-- START --
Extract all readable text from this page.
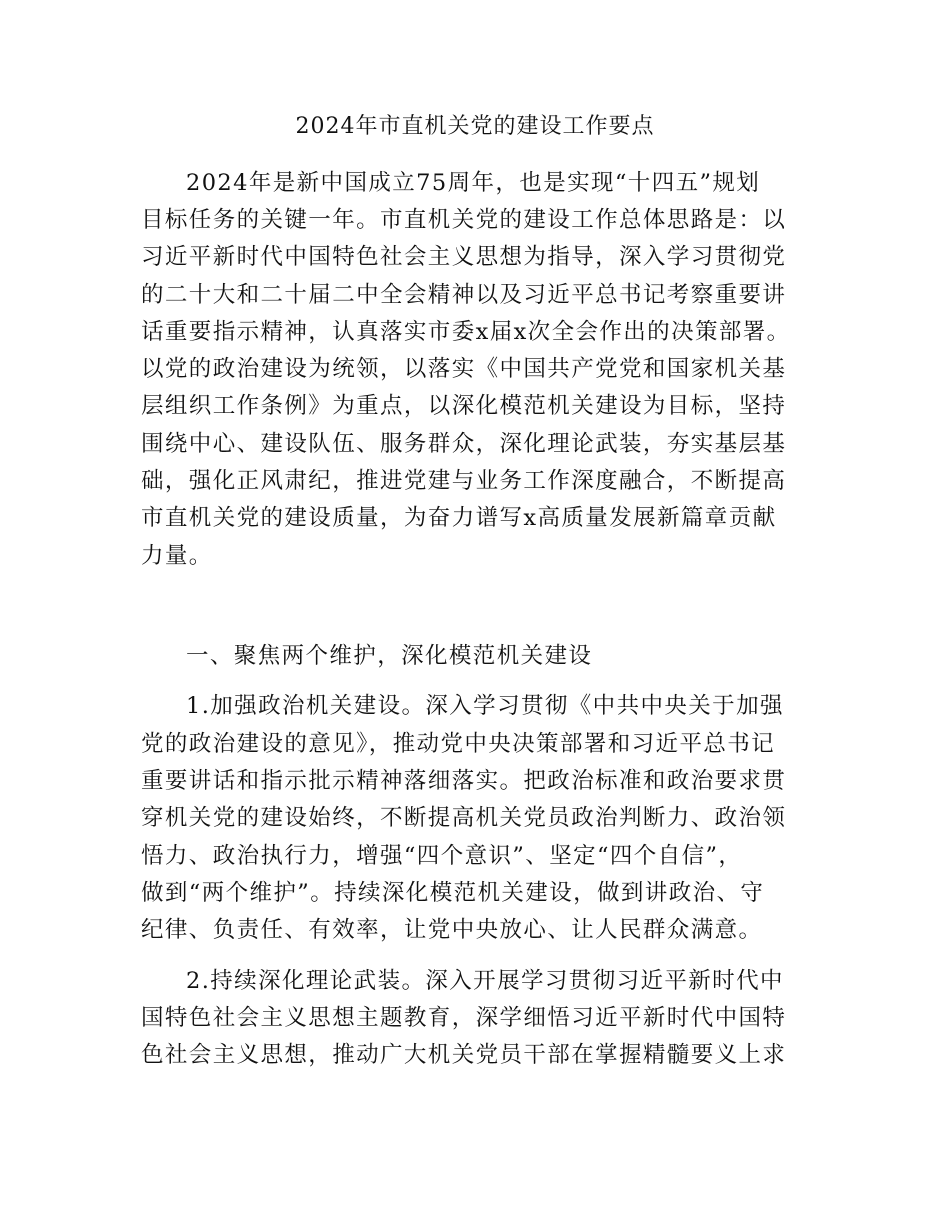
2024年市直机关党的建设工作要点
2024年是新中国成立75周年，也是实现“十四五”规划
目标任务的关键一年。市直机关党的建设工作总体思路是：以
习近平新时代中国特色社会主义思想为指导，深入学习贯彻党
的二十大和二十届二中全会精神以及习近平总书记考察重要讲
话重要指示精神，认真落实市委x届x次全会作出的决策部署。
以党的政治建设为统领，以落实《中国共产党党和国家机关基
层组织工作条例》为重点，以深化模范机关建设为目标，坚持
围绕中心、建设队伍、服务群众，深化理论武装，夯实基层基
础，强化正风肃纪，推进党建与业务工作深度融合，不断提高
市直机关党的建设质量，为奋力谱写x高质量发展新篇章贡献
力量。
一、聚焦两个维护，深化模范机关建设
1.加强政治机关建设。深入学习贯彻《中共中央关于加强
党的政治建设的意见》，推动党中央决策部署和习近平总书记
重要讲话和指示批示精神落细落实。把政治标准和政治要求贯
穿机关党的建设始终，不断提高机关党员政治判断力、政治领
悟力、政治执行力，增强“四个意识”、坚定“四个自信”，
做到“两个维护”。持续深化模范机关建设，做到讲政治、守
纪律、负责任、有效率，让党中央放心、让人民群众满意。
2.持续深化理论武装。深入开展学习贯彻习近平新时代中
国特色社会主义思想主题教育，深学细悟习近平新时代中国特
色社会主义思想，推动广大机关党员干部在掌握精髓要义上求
-- END --
[Aim] Omit every picture while copying the listing above exactly.

[Solution for this exercise]
Extract all readable text from this page.
2024年市直机关党的建设工作要点
2024年是新中国成立75周年，也是实现“十四五”规划
目标任务的关键一年。市直机关党的建设工作总体思路是：以
习近平新时代中国特色社会主义思想为指导，深入学习贯彻党
的二十大和二十届二中全会精神以及习近平总书记考察重要讲
话重要指示精神，认真落实市委x届x次全会作出的决策部署。
以党的政治建设为统领，以落实《中国共产党党和国家机关基
层组织工作条例》为重点，以深化模范机关建设为目标，坚持
围绕中心、建设队伍、服务群众，深化理论武装，夯实基层基
础，强化正风肃纪，推进党建与业务工作深度融合，不断提高
市直机关党的建设质量，为奋力谱写x高质量发展新篇章贡献
力量。
一、聚焦两个维护，深化模范机关建设
1.加强政治机关建设。深入学习贯彻《中共中央关于加强
党的政治建设的意见》，推动党中央决策部署和习近平总书记
重要讲话和指示批示精神落细落实。把政治标准和政治要求贯
穿机关党的建设始终，不断提高机关党员政治判断力、政治领
悟力、政治执行力，增强“四个意识”、坚定“四个自信”，
做到“两个维护”。持续深化模范机关建设，做到讲政治、守
纪律、负责任、有效率，让党中央放心、让人民群众满意。
2.持续深化理论武装。深入开展学习贯彻习近平新时代中
国特色社会主义思想主题教育，深学细悟习近平新时代中国特
色社会主义思想，推动广大机关党员干部在掌握精髓要义上求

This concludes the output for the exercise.